- **WORK TO DO**
Print out each entry below exactly, please.

::::::

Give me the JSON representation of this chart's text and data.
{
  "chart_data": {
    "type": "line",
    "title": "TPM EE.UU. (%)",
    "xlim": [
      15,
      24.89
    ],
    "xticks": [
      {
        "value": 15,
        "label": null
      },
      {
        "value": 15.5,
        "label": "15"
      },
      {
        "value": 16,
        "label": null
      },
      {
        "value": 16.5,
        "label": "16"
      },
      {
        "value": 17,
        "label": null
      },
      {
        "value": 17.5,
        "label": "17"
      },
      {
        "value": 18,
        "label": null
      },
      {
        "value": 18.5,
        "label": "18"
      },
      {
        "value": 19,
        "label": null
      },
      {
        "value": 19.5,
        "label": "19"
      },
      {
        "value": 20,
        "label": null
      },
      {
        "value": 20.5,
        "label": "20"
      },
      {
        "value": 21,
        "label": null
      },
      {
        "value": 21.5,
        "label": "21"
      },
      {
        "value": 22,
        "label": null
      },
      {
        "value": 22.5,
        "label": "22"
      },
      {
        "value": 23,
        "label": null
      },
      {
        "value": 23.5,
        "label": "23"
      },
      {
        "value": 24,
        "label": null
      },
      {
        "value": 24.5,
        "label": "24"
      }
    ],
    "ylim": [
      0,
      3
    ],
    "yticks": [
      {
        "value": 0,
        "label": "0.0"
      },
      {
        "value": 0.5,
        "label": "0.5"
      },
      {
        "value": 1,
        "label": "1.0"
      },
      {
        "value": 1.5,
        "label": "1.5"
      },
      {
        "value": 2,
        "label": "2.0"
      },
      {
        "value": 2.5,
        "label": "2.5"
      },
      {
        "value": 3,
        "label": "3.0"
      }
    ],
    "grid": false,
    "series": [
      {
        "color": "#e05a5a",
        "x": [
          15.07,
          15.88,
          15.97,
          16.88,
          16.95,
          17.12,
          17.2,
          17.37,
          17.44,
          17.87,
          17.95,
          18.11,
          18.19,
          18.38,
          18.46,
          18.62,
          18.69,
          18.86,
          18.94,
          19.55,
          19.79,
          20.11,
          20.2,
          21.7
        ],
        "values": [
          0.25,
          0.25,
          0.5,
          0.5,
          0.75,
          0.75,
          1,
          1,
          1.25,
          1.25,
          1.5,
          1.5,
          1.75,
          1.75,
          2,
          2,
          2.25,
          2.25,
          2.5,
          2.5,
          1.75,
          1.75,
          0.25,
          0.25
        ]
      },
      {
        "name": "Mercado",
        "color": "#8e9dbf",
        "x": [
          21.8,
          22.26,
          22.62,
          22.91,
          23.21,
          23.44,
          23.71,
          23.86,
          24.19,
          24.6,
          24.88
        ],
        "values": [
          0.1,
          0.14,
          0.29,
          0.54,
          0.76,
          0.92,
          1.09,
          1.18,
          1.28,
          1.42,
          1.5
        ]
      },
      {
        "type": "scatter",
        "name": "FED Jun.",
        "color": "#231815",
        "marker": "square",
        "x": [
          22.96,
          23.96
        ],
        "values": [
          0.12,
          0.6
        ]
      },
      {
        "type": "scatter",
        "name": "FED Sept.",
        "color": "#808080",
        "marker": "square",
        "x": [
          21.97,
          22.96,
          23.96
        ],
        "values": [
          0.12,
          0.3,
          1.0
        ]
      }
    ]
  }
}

::::::

- **OUTPUT OF THE TASK**
Give me the JSON representation of this chart's text and data.
{
  "chart_data": {
    "type": "line",
    "title": "TPM EE.UU. (%)",
    "xlim": [
      15,
      24.89
    ],
    "xticks": [
      {
        "value": 15,
        "label": null
      },
      {
        "value": 15.5,
        "label": "15"
      },
      {
        "value": 16,
        "label": null
      },
      {
        "value": 16.5,
        "label": "16"
      },
      {
        "value": 17,
        "label": null
      },
      {
        "value": 17.5,
        "label": "17"
      },
      {
        "value": 18,
        "label": null
      },
      {
        "value": 18.5,
        "label": "18"
      },
      {
        "value": 19,
        "label": null
      },
      {
        "value": 19.5,
        "label": "19"
      },
      {
        "value": 20,
        "label": null
      },
      {
        "value": 20.5,
        "label": "20"
      },
      {
        "value": 21,
        "label": null
      },
      {
        "value": 21.5,
        "label": "21"
      },
      {
        "value": 22,
        "label": null
      },
      {
        "value": 22.5,
        "label": "22"
      },
      {
        "value": 23,
        "label": null
      },
      {
        "value": 23.5,
        "label": "23"
      },
      {
        "value": 24,
        "label": null
      },
      {
        "value": 24.5,
        "label": "24"
      }
    ],
    "ylim": [
      0,
      3
    ],
    "yticks": [
      {
        "value": 0,
        "label": "0.0"
      },
      {
        "value": 0.5,
        "label": "0.5"
      },
      {
        "value": 1,
        "label": "1.0"
      },
      {
        "value": 1.5,
        "label": "1.5"
      },
      {
        "value": 2,
        "label": "2.0"
      },
      {
        "value": 2.5,
        "label": "2.5"
      },
      {
        "value": 3,
        "label": "3.0"
      }
    ],
    "grid": false,
    "series": [
      {
        "color": "#e05a5a",
        "x": [
          15.07,
          15.88,
          15.97,
          16.88,
          16.95,
          17.12,
          17.2,
          17.37,
          17.44,
          17.87,
          17.95,
          18.11,
          18.19,
          18.38,
          18.46,
          18.62,
          18.69,
          18.86,
          18.94,
          19.55,
          19.79,
          20.11,
          20.2,
          21.7
        ],
        "values": [
          0.25,
          0.25,
          0.5,
          0.5,
          0.75,
          0.75,
          1,
          1,
          1.25,
          1.25,
          1.5,
          1.5,
          1.75,
          1.75,
          2,
          2,
          2.25,
          2.25,
          2.5,
          2.5,
          1.75,
          1.75,
          0.25,
          0.25
        ]
      },
      {
        "name": "Mercado",
        "color": "#8e9dbf",
        "x": [
          21.8,
          22.26,
          22.62,
          22.91,
          23.21,
          23.44,
          23.71,
          23.86,
          24.19,
          24.6,
          24.88
        ],
        "values": [
          0.1,
          0.14,
          0.29,
          0.54,
          0.76,
          0.92,
          1.09,
          1.18,
          1.28,
          1.42,
          1.5
        ]
      },
      {
        "type": "scatter",
        "name": "FED Jun.",
        "color": "#231815",
        "marker": "square",
        "x": [
          22.96,
          23.96
        ],
        "values": [
          0.12,
          0.6
        ]
      },
      {
        "type": "scatter",
        "name": "FED Sept.",
        "color": "#808080",
        "marker": "square",
        "x": [
          21.97,
          22.96,
          23.96
        ],
        "values": [
          0.12,
          0.3,
          1.0
        ]
      }
    ]
  }
}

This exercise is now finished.